Objective: Your task is to reproduce the material exactly.
** START **
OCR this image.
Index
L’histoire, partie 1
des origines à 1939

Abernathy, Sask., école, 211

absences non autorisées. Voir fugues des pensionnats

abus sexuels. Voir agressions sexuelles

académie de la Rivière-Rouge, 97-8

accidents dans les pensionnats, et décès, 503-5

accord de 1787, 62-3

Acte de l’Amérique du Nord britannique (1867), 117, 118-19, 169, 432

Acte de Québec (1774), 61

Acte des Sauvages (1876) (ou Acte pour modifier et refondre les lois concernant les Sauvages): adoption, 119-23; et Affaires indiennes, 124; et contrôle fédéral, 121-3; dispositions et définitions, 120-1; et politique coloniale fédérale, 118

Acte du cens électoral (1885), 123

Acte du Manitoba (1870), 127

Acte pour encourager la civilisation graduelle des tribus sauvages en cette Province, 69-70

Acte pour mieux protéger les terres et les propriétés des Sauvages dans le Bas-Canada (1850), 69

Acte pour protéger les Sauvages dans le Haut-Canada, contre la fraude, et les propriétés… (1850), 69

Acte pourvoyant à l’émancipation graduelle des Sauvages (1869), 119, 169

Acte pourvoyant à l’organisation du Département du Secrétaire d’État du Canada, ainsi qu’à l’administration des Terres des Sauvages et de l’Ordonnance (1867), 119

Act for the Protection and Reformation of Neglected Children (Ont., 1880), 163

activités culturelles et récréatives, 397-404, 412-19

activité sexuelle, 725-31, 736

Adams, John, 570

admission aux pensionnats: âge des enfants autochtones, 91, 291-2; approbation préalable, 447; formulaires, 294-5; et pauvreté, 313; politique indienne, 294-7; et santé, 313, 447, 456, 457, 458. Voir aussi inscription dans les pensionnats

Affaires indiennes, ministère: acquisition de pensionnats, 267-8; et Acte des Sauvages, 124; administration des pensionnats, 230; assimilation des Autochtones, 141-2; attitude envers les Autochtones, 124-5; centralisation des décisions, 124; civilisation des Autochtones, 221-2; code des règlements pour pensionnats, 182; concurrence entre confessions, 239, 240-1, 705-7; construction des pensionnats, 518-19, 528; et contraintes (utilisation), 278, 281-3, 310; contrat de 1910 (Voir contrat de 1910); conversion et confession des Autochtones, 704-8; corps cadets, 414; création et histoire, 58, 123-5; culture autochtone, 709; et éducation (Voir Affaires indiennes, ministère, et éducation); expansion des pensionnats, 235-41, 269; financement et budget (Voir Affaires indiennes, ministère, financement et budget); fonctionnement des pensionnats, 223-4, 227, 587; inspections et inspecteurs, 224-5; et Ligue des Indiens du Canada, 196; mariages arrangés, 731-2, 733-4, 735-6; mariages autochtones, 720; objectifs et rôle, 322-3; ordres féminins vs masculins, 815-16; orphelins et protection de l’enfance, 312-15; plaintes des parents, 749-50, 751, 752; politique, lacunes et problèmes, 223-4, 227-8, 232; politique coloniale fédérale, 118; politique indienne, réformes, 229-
** END **
Result for this task:
OCR this image.
Index
L’histoire, partie 1
des origines à 1939

Abernathy, Sask., école, 211

absences non autorisées. Voir fugues des pensionnats

abus sexuels. Voir agressions sexuelles

académie de la Rivière-Rouge, 97-8

accidents dans les pensionnats, et décès, 503-5

accord de 1787, 62-3

Acte de l’Amérique du Nord britannique (1867), 117, 118-19, 169, 432

Acte de Québec (1774), 61

Acte des Sauvages (1876) (ou Acte pour modifier et refondre les lois concernant les Sauvages): adoption, 119-23; et Affaires indiennes, 124; et contrôle fédéral, 121-3; dispositions et définitions, 120-1; et politique coloniale fédérale, 118

Acte du cens électoral (1885), 123

Acte du Manitoba (1870), 127

Acte pour encourager la civilisation graduelle des tribus sauvages en cette Province, 69-70

Acte pour mieux protéger les terres et les propriétés des Sauvages dans le Bas-Canada (1850), 69

Acte pour protéger les Sauvages dans le Haut-Canada, contre la fraude, et les propriétés… (1850), 69

Acte pourvoyant à l’émancipation graduelle des Sauvages (1869), 119, 169

Acte pourvoyant à l’organisation du Département du Secrétaire d’État du Canada, ainsi qu’à l’administration des Terres des Sauvages et de l’Ordonnance (1867), 119

Act for the Protection and Reformation of Neglected Children (Ont., 1880), 163

activités culturelles et récréatives, 397-404, 412-19

activité sexuelle, 725-31, 736

Adams, John, 570

admission aux pensionnats: âge des enfants autochtones, 91, 291-2; approbation préalable, 447; formulaires, 294-5; et pauvreté, 313; politique indienne, 294-7; et santé, 313, 447, 456, 457, 458. Voir aussi inscription dans les pensionnats

Affaires indiennes, ministère: acquisition de pensionnats, 267-8; et Acte des Sauvages, 124; administration des pensionnats, 230; assimilation des Autochtones, 141-2; attitude envers les Autochtones, 124-5; centralisation des décisions, 124; civilisation des Autochtones, 221-2; code des règlements pour pensionnats, 182; concurrence entre confessions, 239, 240-1, 705-7; construction des pensionnats, 518-19, 528; et contraintes (utilisation), 278, 281-3, 310; contrat de 1910 (Voir contrat de 1910); conversion et confession des Autochtones, 704-8; corps cadets, 414; création et histoire, 58, 123-5; culture autochtone, 709; et éducation (Voir Affaires indiennes, ministère, et éducation); expansion des pensionnats, 235-41, 269; financement et budget (Voir Affaires indiennes, ministère, financement et budget); fonctionnement des pensionnats, 223-4, 227, 587; inspections et inspecteurs, 224-5; et Ligue des Indiens du Canada, 196; mariages arrangés, 731-2, 733-4, 735-6; mariages autochtones, 720; objectifs et rôle, 322-3; ordres féminins vs masculins, 815-16; orphelins et protection de l’enfance, 312-15; plaintes des parents, 749-50, 751, 752; politique, lacunes et problèmes, 223-4, 227-8, 232; politique coloniale fédérale, 118; politique indienne, réformes, 229-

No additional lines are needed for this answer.